**REQUIRED TASK**
Reproduce every line of the data below without any alteration.

**RECORDED DATA**
▶
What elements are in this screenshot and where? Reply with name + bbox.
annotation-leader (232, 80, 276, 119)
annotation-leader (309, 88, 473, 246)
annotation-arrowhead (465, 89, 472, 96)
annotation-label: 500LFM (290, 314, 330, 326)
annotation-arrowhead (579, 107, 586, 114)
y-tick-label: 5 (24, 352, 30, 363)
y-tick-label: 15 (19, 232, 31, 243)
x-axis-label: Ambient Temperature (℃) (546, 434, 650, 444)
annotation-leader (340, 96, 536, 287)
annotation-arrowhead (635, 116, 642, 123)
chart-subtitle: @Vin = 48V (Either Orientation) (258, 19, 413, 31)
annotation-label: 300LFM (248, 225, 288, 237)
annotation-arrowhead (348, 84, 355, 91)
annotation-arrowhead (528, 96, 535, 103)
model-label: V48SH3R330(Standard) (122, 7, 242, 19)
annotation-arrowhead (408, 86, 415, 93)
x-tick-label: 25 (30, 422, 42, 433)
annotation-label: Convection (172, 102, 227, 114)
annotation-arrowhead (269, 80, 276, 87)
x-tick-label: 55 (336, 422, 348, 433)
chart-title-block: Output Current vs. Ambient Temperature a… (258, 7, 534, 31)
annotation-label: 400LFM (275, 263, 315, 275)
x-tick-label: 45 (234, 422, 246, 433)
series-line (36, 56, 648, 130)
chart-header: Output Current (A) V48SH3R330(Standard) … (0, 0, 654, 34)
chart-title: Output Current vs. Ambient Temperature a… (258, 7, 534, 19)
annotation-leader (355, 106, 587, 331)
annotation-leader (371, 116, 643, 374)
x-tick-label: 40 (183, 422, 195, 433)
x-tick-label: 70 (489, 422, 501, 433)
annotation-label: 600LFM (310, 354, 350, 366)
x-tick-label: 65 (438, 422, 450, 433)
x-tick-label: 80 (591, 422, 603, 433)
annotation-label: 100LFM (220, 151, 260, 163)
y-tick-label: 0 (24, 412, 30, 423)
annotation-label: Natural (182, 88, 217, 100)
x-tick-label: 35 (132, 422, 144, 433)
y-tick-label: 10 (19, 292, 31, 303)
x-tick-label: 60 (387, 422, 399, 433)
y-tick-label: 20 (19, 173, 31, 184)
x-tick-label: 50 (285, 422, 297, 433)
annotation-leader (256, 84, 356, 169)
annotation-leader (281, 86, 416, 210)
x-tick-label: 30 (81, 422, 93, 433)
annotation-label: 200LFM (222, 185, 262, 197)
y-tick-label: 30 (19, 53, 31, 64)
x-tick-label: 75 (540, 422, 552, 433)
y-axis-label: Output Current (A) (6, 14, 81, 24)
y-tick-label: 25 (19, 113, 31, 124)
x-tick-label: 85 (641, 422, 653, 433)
◀
**EXERCISE OUTPUT**
What elements are in this screenshot and where? Reply with name + bbox.
annotation-leader (232, 80, 276, 119)
annotation-leader (309, 88, 473, 246)
annotation-arrowhead (465, 89, 472, 96)
annotation-label: 500LFM (290, 314, 330, 326)
annotation-arrowhead (579, 107, 586, 114)
y-tick-label: 5 (24, 352, 30, 363)
y-tick-label: 15 (19, 232, 31, 243)
x-axis-label: Ambient Temperature (℃) (546, 434, 650, 444)
annotation-leader (340, 96, 536, 287)
annotation-arrowhead (635, 116, 642, 123)
chart-subtitle: @Vin = 48V (Either Orientation) (258, 19, 413, 31)
annotation-label: 300LFM (248, 225, 288, 237)
annotation-arrowhead (348, 84, 355, 91)
annotation-arrowhead (528, 96, 535, 103)
model-label: V48SH3R330(Standard) (122, 7, 242, 19)
annotation-arrowhead (408, 86, 415, 93)
x-tick-label: 25 (30, 422, 42, 433)
annotation-label: Convection (172, 102, 227, 114)
annotation-arrowhead (269, 80, 276, 87)
x-tick-label: 55 (336, 422, 348, 433)
chart-title-block: Output Current vs. Ambient Temperature a… (258, 7, 534, 31)
annotation-label: 400LFM (275, 263, 315, 275)
x-tick-label: 45 (234, 422, 246, 433)
series-line (36, 56, 648, 130)
chart-header: Output Current (A) V48SH3R330(Standard) … (0, 0, 654, 34)
chart-title: Output Current vs. Ambient Temperature a… (258, 7, 534, 19)
annotation-leader (355, 106, 587, 331)
annotation-leader (371, 116, 643, 374)
x-tick-label: 40 (183, 422, 195, 433)
x-tick-label: 70 (489, 422, 501, 433)
annotation-label: 600LFM (310, 354, 350, 366)
x-tick-label: 65 (438, 422, 450, 433)
x-tick-label: 80 (591, 422, 603, 433)
annotation-label: 100LFM (220, 151, 260, 163)
y-tick-label: 0 (24, 412, 30, 423)
annotation-label: Natural (182, 88, 217, 100)
x-tick-label: 35 (132, 422, 144, 433)
y-tick-label: 10 (19, 292, 31, 303)
x-tick-label: 60 (387, 422, 399, 433)
y-tick-label: 20 (19, 173, 31, 184)
x-tick-label: 50 (285, 422, 297, 433)
annotation-leader (256, 84, 356, 169)
annotation-leader (281, 86, 416, 210)
x-tick-label: 30 (81, 422, 93, 433)
annotation-label: 200LFM (222, 185, 262, 197)
y-tick-label: 30 (19, 53, 31, 64)
x-tick-label: 75 (540, 422, 552, 433)
y-axis-label: Output Current (A) (6, 14, 81, 24)
y-tick-label: 25 (19, 113, 31, 124)
x-tick-label: 85 (641, 422, 653, 433)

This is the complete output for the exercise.